Pick out each line below containing "真抓实干".

[Stored entries]
===============

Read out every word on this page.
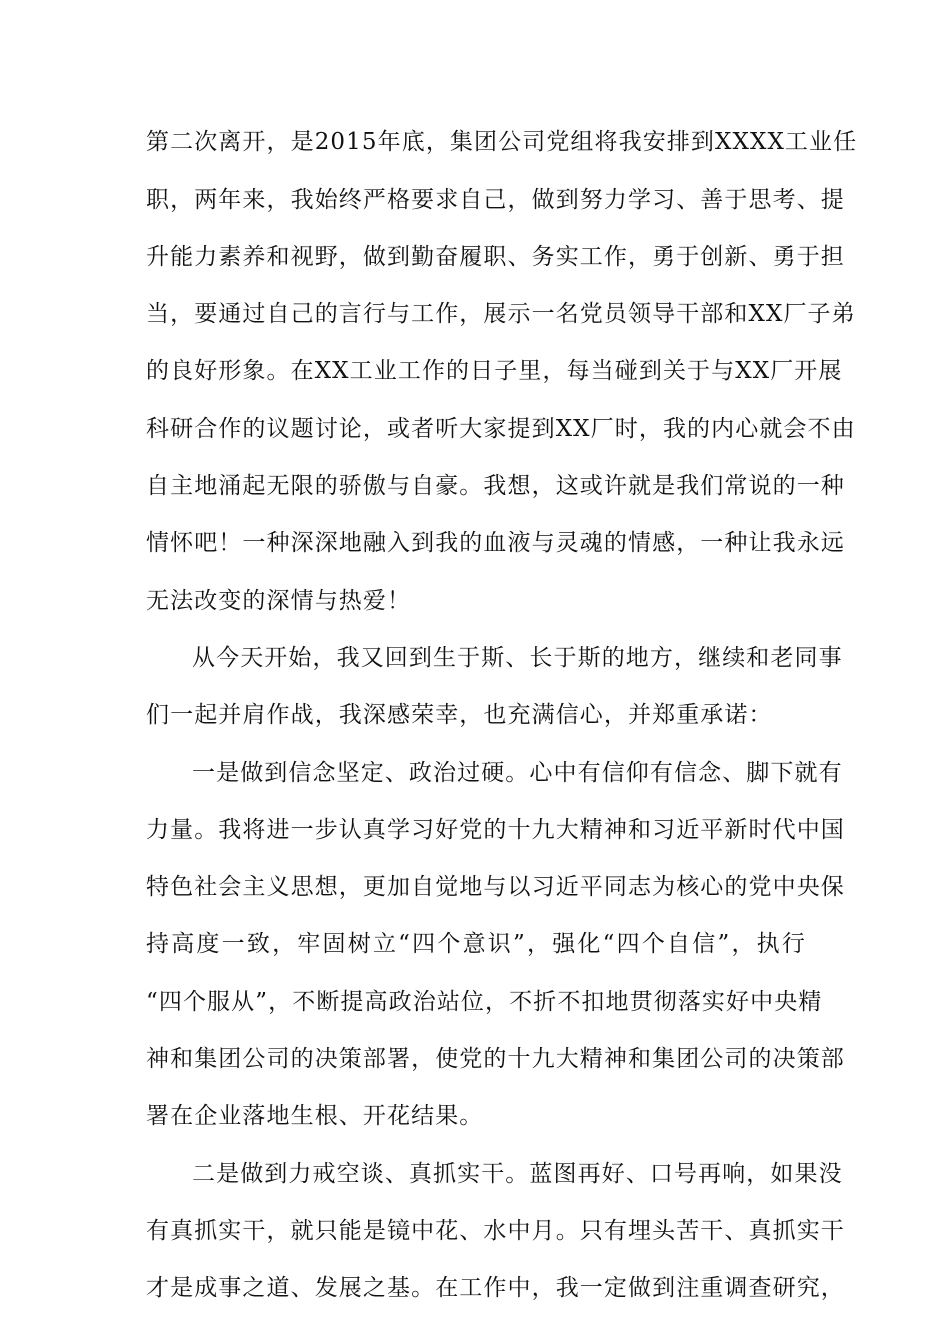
第二次离开，是2015年底，集团公司党组将我安排到XXXX工业任
职，两年来，我始终严格要求自己，做到努力学习、善于思考、提
升能力素养和视野，做到勤奋履职、务实工作，勇于创新、勇于担
当，要通过自己的言行与工作，展示一名党员领导干部和XX厂子弟
的良好形象。在XX工业工作的日子里，每当碰到关于与XX厂开展
科研合作的议题讨论，或者听大家提到XX厂时，我的内心就会不由
自主地涌起无限的骄傲与自豪。我想，这或许就是我们常说的一种
情怀吧！一种深深地融入到我的血液与灵魂的情感，一种让我永远
无法改变的深情与热爱！
从今天开始，我又回到生于斯、长于斯的地方，继续和老同事
们一起并肩作战，我深感荣幸，也充满信心，并郑重承诺：
一是做到信念坚定、政治过硬。心中有信仰有信念、脚下就有
力量。我将进一步认真学习好党的十九大精神和习近平新时代中国
特色社会主义思想，更加自觉地与以习近平同志为核心的党中央保
持高度一致，牢固树立“四个意识”，强化“四个自信”，执行
“四个服从”，不断提高政治站位，不折不扣地贯彻落实好中央精
神和集团公司的决策部署，使党的十九大精神和集团公司的决策部
署在企业落地生根、开花结果。
二是做到力戒空谈、真抓实干。蓝图再好、口号再响，如果没
有真抓实干，就只能是镜中花、水中月。只有埋头苦干、真抓实干
才是成事之道、发展之基。在工作中，我一定做到注重调查研究，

===============

* EXERCISE RESULT *
二是做到力戒空谈、真抓实干。蓝图再好、口号再响，如果没
有真抓实干，就只能是镜中花、水中月。只有埋头苦干、真抓实干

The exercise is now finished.